-- OBJECTIVE --
Look through the material below. Copy every line with the string "ylabel" in it.

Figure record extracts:
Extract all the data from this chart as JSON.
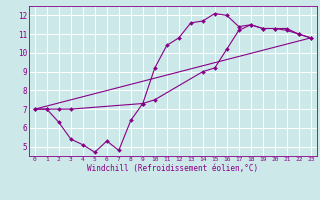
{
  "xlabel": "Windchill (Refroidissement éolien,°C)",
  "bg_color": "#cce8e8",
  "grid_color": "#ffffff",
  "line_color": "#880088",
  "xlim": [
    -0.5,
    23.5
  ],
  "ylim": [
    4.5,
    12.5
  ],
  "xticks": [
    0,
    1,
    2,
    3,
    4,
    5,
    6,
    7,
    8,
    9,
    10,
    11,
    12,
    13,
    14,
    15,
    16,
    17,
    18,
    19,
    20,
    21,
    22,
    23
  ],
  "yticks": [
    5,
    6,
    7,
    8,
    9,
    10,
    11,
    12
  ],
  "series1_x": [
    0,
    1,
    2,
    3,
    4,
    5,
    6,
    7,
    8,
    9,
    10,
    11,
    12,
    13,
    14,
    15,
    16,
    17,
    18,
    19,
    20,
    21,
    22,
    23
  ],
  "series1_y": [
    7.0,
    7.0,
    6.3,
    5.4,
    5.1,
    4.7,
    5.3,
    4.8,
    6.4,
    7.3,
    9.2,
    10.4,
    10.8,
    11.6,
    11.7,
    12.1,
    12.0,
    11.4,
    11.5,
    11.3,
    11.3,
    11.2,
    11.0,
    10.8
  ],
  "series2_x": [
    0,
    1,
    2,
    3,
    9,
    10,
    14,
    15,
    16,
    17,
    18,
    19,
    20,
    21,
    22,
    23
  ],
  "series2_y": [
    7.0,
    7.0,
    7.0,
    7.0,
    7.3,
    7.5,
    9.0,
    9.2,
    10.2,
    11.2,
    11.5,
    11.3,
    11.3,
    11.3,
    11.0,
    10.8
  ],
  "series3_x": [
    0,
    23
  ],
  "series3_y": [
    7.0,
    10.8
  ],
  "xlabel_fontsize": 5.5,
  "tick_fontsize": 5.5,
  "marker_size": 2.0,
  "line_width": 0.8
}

...

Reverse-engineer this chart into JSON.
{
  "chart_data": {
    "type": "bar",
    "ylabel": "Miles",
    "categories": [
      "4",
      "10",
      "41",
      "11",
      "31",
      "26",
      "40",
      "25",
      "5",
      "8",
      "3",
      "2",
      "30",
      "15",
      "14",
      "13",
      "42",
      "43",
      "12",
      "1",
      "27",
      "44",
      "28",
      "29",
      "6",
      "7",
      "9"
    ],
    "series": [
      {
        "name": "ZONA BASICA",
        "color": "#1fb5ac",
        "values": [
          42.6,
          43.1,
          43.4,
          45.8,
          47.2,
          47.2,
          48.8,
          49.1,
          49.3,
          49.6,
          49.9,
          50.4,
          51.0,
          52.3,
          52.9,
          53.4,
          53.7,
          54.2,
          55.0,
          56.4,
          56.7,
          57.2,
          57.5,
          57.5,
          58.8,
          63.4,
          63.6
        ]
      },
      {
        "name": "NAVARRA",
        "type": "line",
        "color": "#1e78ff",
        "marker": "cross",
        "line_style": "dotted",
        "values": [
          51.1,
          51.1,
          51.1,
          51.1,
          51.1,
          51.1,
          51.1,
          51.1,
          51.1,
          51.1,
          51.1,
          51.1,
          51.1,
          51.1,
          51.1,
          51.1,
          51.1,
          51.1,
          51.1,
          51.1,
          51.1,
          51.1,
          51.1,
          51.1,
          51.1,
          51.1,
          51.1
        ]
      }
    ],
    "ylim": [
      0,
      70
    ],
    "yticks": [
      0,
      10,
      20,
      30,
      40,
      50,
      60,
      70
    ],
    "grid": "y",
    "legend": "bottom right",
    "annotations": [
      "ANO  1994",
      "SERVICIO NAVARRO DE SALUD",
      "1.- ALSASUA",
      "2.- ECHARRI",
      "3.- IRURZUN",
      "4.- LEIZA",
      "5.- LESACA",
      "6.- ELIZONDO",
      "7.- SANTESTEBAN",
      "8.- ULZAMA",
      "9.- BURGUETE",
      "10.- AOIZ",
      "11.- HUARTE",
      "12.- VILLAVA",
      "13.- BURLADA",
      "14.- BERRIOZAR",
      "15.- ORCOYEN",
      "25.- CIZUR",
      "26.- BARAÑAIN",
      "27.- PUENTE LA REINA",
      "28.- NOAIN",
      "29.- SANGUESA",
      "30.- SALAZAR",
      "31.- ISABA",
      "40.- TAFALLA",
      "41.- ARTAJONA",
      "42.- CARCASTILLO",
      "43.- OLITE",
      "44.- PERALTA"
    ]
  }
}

---

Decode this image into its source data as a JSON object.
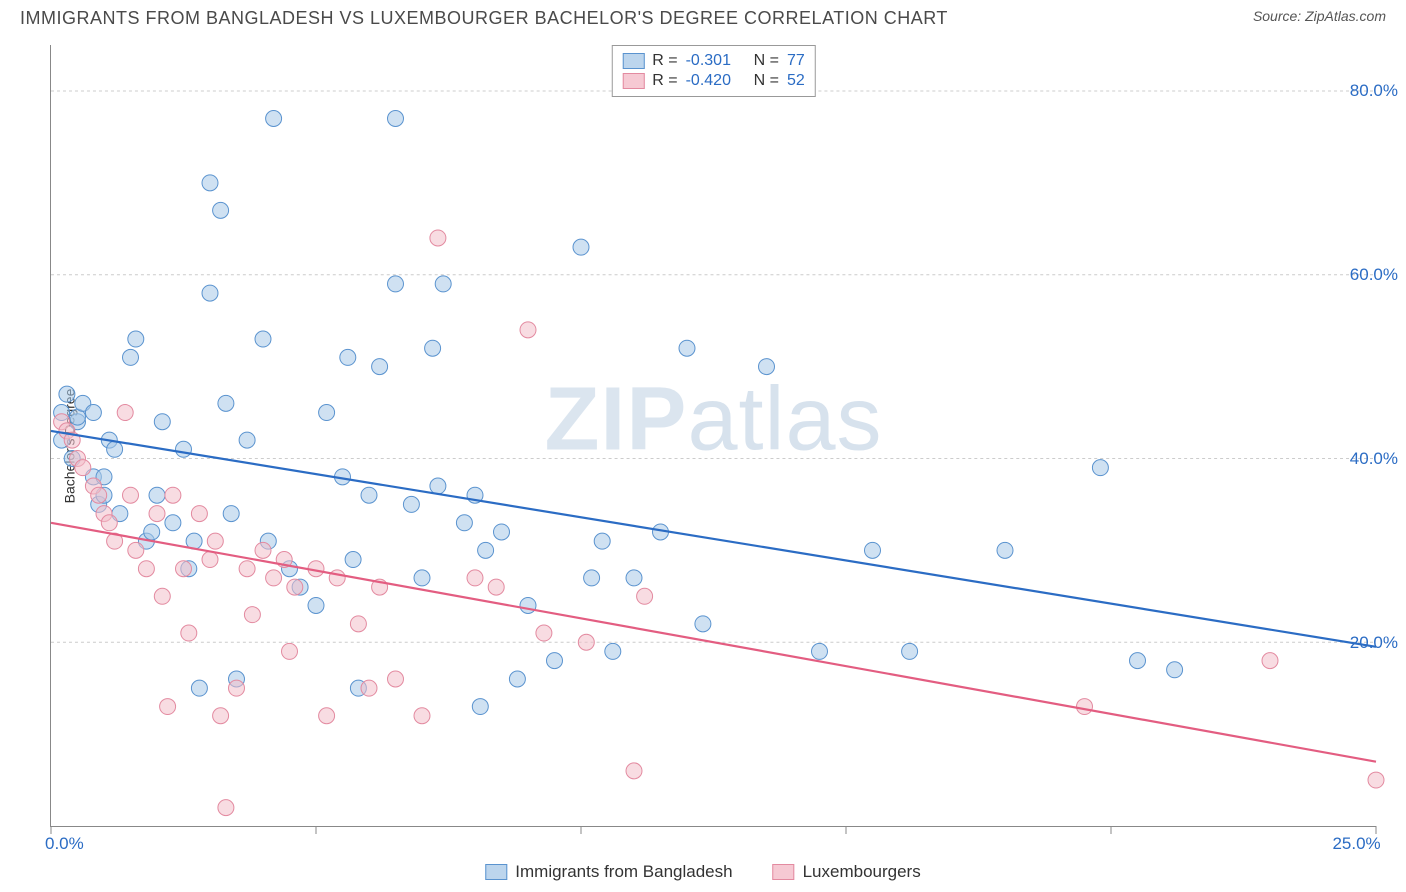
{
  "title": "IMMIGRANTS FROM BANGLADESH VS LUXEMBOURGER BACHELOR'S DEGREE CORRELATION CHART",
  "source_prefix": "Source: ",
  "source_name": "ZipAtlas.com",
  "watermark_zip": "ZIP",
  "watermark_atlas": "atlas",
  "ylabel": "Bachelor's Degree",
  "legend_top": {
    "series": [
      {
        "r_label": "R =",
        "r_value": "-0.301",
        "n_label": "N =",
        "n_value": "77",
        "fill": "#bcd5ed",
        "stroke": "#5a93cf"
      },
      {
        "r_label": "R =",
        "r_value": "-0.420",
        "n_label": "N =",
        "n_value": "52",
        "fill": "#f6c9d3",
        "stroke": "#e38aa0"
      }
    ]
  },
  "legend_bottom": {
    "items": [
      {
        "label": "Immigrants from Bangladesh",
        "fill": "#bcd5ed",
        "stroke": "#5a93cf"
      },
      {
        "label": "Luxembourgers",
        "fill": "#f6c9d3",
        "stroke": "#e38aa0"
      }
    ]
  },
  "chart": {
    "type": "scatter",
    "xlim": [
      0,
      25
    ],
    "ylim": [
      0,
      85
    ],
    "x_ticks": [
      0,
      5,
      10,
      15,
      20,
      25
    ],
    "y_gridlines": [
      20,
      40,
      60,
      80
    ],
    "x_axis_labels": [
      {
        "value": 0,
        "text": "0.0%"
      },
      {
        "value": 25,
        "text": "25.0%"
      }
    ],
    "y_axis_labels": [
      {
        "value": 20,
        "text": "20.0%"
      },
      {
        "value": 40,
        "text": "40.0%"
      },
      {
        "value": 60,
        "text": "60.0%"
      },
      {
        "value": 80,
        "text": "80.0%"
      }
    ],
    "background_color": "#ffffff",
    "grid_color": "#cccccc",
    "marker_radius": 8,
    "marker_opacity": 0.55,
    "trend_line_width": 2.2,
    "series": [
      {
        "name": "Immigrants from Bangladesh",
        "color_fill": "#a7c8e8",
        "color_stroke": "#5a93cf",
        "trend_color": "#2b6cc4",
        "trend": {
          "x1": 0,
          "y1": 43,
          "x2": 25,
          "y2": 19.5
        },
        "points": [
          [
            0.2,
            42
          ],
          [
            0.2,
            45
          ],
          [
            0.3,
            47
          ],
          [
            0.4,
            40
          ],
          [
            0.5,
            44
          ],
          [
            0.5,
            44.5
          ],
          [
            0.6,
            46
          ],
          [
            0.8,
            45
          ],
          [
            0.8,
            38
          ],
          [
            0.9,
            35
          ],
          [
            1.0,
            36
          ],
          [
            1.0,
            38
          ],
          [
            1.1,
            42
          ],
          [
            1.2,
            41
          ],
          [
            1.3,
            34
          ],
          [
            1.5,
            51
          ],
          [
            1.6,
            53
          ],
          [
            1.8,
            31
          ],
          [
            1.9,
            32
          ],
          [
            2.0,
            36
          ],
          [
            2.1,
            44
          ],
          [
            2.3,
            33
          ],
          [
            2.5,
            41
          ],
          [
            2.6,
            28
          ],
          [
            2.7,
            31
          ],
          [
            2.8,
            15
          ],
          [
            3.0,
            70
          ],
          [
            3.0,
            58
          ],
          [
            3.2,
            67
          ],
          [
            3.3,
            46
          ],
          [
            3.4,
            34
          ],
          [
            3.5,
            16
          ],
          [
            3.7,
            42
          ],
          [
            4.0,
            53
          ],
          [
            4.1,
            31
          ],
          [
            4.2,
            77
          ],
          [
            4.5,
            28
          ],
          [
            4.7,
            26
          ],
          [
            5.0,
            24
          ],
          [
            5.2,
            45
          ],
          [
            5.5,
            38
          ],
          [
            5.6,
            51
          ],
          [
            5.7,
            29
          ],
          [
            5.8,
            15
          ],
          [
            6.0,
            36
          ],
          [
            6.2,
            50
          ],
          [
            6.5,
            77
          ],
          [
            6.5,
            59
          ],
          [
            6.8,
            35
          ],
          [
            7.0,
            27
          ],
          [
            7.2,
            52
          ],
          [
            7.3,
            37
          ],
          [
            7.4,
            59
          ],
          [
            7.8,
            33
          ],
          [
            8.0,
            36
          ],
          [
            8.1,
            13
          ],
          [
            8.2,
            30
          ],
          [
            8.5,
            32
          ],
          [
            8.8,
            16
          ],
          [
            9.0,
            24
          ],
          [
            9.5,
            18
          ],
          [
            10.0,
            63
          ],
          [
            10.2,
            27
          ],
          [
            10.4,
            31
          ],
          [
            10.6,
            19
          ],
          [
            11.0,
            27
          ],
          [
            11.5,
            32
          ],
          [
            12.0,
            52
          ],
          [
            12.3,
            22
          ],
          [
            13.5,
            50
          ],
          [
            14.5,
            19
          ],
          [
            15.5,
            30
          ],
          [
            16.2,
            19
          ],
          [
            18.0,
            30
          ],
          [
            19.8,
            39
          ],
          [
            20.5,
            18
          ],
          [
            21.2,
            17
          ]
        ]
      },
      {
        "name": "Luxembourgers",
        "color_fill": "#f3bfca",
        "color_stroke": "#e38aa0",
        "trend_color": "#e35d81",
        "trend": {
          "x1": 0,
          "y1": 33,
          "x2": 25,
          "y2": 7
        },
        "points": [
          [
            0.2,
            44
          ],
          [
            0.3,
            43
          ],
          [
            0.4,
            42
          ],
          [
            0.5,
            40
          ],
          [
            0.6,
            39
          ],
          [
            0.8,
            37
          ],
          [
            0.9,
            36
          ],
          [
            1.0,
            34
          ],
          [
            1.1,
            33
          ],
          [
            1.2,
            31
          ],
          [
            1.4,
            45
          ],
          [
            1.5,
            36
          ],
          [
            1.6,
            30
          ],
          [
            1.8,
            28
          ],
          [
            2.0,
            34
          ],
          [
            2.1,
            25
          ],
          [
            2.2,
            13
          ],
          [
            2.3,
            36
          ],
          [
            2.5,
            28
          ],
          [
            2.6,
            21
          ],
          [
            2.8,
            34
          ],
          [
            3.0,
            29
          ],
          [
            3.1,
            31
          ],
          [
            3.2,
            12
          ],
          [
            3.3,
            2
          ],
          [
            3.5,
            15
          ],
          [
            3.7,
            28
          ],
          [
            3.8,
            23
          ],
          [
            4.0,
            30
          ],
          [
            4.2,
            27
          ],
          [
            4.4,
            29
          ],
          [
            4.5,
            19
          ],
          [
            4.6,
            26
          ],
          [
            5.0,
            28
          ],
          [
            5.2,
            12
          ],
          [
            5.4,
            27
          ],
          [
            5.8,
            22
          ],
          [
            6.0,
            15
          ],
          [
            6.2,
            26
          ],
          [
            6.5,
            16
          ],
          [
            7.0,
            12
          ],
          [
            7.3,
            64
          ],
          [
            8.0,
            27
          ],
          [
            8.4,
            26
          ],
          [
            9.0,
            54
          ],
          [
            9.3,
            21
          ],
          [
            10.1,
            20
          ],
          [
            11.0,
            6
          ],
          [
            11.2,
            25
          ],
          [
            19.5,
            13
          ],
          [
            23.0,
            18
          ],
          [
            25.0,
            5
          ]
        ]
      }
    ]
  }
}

-- ANSWER BELOW --
    "ylabel": "Miles",
  "ylabel": "Bachelor's Degree",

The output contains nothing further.